Data records:
================================
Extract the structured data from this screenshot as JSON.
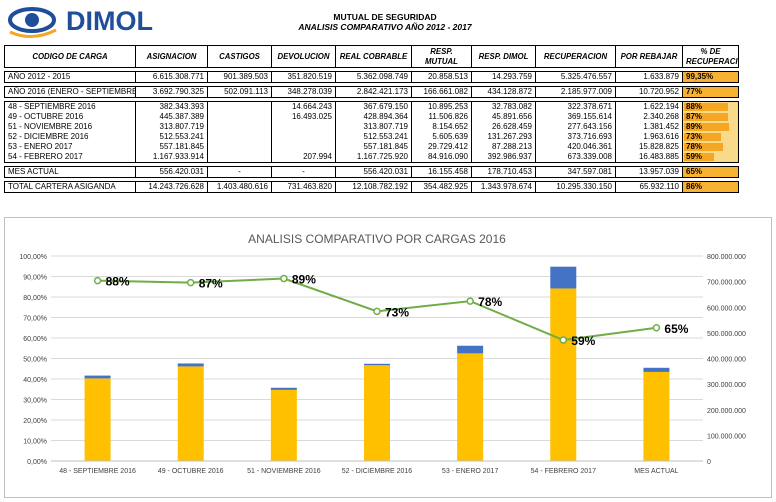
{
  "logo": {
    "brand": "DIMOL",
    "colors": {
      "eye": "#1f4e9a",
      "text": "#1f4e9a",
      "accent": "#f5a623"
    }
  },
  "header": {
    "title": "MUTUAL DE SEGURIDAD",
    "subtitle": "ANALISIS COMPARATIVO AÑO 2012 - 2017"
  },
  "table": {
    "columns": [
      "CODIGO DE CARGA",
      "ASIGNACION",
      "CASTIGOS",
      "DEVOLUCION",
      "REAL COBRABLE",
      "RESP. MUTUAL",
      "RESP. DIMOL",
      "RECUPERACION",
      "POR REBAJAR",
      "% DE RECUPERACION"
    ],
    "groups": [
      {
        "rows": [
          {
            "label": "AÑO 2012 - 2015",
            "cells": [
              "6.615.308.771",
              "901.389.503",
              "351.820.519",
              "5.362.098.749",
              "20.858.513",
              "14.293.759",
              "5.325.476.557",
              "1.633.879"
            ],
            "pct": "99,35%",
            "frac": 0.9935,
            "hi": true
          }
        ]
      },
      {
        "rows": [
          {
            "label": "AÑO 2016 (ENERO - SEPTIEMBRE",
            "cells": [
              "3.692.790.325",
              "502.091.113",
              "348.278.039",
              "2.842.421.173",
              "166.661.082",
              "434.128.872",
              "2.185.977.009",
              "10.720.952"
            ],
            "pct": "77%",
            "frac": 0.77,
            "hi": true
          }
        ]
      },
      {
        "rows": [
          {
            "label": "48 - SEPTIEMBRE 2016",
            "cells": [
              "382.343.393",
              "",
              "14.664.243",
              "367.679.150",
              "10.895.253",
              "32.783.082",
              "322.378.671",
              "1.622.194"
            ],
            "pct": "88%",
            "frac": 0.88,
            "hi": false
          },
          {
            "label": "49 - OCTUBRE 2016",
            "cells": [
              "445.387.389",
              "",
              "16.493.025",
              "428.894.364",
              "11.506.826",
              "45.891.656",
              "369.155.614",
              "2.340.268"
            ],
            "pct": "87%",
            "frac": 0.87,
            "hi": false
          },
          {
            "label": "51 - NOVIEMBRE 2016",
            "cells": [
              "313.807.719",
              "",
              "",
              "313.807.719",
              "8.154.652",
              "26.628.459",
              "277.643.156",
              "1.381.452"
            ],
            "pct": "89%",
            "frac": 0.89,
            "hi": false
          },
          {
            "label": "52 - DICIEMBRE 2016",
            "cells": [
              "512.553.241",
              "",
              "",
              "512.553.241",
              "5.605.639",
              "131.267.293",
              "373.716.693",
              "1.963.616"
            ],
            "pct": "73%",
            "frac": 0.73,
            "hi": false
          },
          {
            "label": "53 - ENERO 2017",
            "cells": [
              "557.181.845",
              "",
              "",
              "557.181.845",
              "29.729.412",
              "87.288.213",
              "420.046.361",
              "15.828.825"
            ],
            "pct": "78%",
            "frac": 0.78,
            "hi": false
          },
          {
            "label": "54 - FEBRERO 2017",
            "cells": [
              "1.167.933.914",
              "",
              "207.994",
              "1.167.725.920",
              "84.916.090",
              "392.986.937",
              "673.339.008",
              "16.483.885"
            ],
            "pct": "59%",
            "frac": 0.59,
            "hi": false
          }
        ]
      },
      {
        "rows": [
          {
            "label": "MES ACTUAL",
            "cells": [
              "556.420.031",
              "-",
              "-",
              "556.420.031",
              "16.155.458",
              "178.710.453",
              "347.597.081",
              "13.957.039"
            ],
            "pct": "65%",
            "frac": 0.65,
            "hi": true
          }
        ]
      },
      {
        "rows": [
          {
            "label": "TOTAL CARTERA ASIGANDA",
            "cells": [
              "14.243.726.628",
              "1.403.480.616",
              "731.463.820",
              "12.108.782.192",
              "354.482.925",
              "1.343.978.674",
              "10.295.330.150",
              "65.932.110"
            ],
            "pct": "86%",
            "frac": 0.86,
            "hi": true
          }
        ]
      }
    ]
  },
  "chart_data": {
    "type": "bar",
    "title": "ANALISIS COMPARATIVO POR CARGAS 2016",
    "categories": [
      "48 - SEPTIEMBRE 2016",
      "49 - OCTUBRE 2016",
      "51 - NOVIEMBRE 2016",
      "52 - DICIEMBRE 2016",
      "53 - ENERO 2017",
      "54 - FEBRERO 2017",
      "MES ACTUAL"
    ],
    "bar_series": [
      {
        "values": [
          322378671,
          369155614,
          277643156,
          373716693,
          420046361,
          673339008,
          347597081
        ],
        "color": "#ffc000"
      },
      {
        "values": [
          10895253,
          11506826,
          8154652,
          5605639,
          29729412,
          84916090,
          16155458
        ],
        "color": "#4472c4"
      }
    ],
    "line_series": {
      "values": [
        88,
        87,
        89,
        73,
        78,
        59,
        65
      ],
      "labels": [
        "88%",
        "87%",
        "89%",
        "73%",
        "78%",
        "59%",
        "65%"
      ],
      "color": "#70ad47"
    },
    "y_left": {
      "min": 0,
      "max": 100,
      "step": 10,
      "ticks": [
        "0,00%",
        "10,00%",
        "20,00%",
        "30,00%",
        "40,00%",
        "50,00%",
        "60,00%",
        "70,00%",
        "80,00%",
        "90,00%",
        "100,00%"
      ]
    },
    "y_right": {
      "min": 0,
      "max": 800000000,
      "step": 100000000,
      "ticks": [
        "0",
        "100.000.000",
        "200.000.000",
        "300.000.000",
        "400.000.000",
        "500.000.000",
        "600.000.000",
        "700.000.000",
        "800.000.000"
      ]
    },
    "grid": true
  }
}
================================
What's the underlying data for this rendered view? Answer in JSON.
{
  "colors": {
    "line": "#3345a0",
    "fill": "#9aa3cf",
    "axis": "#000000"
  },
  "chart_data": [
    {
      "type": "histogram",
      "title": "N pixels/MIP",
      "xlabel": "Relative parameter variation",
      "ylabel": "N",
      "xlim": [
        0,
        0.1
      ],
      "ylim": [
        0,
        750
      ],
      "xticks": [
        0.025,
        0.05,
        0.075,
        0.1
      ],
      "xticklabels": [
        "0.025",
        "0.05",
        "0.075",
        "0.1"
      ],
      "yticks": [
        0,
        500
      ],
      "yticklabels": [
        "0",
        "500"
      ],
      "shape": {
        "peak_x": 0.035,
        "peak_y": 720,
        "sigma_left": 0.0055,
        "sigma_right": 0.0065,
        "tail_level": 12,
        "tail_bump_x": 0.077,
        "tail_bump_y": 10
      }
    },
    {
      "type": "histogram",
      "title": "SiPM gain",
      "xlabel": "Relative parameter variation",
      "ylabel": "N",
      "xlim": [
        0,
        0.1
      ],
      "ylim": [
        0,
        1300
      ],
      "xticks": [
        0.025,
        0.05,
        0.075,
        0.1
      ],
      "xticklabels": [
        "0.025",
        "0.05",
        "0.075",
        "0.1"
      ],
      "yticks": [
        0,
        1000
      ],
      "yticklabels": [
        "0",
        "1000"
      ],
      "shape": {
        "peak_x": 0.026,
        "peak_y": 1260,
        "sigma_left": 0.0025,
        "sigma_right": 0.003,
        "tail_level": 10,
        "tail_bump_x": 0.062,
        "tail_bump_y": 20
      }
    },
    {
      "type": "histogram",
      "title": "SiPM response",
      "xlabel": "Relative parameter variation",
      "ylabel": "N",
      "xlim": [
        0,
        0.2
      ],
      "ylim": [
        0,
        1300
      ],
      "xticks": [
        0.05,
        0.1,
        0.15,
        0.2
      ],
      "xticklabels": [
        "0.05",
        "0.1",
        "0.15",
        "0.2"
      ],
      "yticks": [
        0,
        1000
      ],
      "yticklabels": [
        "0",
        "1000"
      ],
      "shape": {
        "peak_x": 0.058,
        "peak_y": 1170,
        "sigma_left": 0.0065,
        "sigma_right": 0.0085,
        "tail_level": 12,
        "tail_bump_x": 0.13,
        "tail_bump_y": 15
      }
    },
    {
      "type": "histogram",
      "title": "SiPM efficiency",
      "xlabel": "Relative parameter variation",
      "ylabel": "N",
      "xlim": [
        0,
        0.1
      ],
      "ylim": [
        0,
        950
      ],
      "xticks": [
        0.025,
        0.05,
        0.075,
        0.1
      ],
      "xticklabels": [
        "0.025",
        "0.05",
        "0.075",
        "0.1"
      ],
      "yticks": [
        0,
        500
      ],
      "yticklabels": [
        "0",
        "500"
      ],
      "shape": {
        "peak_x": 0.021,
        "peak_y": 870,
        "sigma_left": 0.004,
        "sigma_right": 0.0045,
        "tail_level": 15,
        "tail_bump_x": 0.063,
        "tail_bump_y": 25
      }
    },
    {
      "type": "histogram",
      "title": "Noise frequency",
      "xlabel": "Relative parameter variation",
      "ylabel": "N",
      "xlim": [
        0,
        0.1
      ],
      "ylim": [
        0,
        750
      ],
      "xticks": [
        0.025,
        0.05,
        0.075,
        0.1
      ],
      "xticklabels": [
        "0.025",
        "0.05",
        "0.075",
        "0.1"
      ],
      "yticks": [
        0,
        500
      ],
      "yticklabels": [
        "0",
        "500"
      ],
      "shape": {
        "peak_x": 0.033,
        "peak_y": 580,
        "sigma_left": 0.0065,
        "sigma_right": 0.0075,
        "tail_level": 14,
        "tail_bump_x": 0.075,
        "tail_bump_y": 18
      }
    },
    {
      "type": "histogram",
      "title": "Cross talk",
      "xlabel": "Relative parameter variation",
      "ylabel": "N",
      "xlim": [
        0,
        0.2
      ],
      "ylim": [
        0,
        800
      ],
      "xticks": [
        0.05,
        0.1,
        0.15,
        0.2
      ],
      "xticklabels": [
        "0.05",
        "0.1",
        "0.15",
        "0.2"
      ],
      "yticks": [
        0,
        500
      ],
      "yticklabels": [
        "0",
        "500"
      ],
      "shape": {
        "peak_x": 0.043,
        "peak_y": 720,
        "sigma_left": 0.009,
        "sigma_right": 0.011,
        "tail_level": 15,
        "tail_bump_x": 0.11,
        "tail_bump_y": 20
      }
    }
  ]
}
================================
Reply with only the number of lines in the entries that contain the word "MUTUAL".

2